_RECORDS TO PROCESS_
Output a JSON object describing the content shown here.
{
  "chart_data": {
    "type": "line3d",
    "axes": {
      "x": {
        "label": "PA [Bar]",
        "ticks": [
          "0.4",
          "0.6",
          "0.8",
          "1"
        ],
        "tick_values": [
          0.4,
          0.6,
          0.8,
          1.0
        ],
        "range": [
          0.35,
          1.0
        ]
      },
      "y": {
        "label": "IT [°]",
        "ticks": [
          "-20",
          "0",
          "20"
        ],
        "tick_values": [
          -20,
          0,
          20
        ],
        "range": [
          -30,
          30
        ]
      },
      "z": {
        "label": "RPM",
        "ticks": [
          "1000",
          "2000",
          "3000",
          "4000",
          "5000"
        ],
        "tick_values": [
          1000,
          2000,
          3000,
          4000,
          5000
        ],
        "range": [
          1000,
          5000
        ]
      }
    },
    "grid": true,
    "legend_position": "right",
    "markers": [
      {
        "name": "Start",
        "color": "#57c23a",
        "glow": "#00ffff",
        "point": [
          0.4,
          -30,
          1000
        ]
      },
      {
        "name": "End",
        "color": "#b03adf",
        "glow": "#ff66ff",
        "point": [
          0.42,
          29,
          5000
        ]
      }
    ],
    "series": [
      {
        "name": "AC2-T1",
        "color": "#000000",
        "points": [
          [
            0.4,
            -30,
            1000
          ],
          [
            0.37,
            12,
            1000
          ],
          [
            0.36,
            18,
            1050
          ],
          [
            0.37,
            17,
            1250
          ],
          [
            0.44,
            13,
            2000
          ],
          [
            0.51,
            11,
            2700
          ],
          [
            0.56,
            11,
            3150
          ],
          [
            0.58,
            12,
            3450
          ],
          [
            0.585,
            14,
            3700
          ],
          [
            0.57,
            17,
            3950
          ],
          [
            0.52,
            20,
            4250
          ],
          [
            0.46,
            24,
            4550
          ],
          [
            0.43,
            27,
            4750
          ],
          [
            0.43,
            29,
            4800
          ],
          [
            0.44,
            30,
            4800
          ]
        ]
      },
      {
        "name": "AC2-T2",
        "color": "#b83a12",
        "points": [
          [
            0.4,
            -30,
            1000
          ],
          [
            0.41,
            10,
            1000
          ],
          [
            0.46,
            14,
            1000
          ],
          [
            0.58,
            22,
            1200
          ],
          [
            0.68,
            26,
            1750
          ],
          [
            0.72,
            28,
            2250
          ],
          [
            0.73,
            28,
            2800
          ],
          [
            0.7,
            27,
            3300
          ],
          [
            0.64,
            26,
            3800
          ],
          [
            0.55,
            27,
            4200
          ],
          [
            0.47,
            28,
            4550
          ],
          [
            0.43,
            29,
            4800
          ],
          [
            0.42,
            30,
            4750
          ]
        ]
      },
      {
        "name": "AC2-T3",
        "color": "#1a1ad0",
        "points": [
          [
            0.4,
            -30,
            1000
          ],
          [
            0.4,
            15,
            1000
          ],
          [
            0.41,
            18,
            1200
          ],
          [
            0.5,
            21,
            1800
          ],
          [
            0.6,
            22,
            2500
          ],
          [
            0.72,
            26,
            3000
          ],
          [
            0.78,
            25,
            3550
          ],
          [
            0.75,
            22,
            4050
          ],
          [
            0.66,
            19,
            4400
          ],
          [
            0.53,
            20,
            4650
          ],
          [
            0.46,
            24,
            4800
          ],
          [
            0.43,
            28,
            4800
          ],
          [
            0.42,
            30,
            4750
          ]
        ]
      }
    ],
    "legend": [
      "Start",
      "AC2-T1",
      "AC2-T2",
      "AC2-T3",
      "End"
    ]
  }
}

_EXERCISE DETAILS_
Please reproduce the entire listing, exactly as shown.

_EXERCISE ANSWER_
Output a JSON object describing the content shown here.
{
  "chart_data": {
    "type": "line3d",
    "axes": {
      "x": {
        "label": "PA [Bar]",
        "ticks": [
          "0.4",
          "0.6",
          "0.8",
          "1"
        ],
        "tick_values": [
          0.4,
          0.6,
          0.8,
          1.0
        ],
        "range": [
          0.35,
          1.0
        ]
      },
      "y": {
        "label": "IT [°]",
        "ticks": [
          "-20",
          "0",
          "20"
        ],
        "tick_values": [
          -20,
          0,
          20
        ],
        "range": [
          -30,
          30
        ]
      },
      "z": {
        "label": "RPM",
        "ticks": [
          "1000",
          "2000",
          "3000",
          "4000",
          "5000"
        ],
        "tick_values": [
          1000,
          2000,
          3000,
          4000,
          5000
        ],
        "range": [
          1000,
          5000
        ]
      }
    },
    "grid": true,
    "legend_position": "right",
    "markers": [
      {
        "name": "Start",
        "color": "#57c23a",
        "glow": "#00ffff",
        "point": [
          0.4,
          -30,
          1000
        ]
      },
      {
        "name": "End",
        "color": "#b03adf",
        "glow": "#ff66ff",
        "point": [
          0.42,
          29,
          5000
        ]
      }
    ],
    "series": [
      {
        "name": "AC2-T1",
        "color": "#000000",
        "points": [
          [
            0.4,
            -30,
            1000
          ],
          [
            0.37,
            12,
            1000
          ],
          [
            0.36,
            18,
            1050
          ],
          [
            0.37,
            17,
            1250
          ],
          [
            0.44,
            13,
            2000
          ],
          [
            0.51,
            11,
            2700
          ],
          [
            0.56,
            11,
            3150
          ],
          [
            0.58,
            12,
            3450
          ],
          [
            0.585,
            14,
            3700
          ],
          [
            0.57,
            17,
            3950
          ],
          [
            0.52,
            20,
            4250
          ],
          [
            0.46,
            24,
            4550
          ],
          [
            0.43,
            27,
            4750
          ],
          [
            0.43,
            29,
            4800
          ],
          [
            0.44,
            30,
            4800
          ]
        ]
      },
      {
        "name": "AC2-T2",
        "color": "#b83a12",
        "points": [
          [
            0.4,
            -30,
            1000
          ],
          [
            0.41,
            10,
            1000
          ],
          [
            0.46,
            14,
            1000
          ],
          [
            0.58,
            22,
            1200
          ],
          [
            0.68,
            26,
            1750
          ],
          [
            0.72,
            28,
            2250
          ],
          [
            0.73,
            28,
            2800
          ],
          [
            0.7,
            27,
            3300
          ],
          [
            0.64,
            26,
            3800
          ],
          [
            0.55,
            27,
            4200
          ],
          [
            0.47,
            28,
            4550
          ],
          [
            0.43,
            29,
            4800
          ],
          [
            0.42,
            30,
            4750
          ]
        ]
      },
      {
        "name": "AC2-T3",
        "color": "#1a1ad0",
        "points": [
          [
            0.4,
            -30,
            1000
          ],
          [
            0.4,
            15,
            1000
          ],
          [
            0.41,
            18,
            1200
          ],
          [
            0.5,
            21,
            1800
          ],
          [
            0.6,
            22,
            2500
          ],
          [
            0.72,
            26,
            3000
          ],
          [
            0.78,
            25,
            3550
          ],
          [
            0.75,
            22,
            4050
          ],
          [
            0.66,
            19,
            4400
          ],
          [
            0.53,
            20,
            4650
          ],
          [
            0.46,
            24,
            4800
          ],
          [
            0.43,
            28,
            4800
          ],
          [
            0.42,
            30,
            4750
          ]
        ]
      }
    ],
    "legend": [
      "Start",
      "AC2-T1",
      "AC2-T2",
      "AC2-T3",
      "End"
    ]
  }
}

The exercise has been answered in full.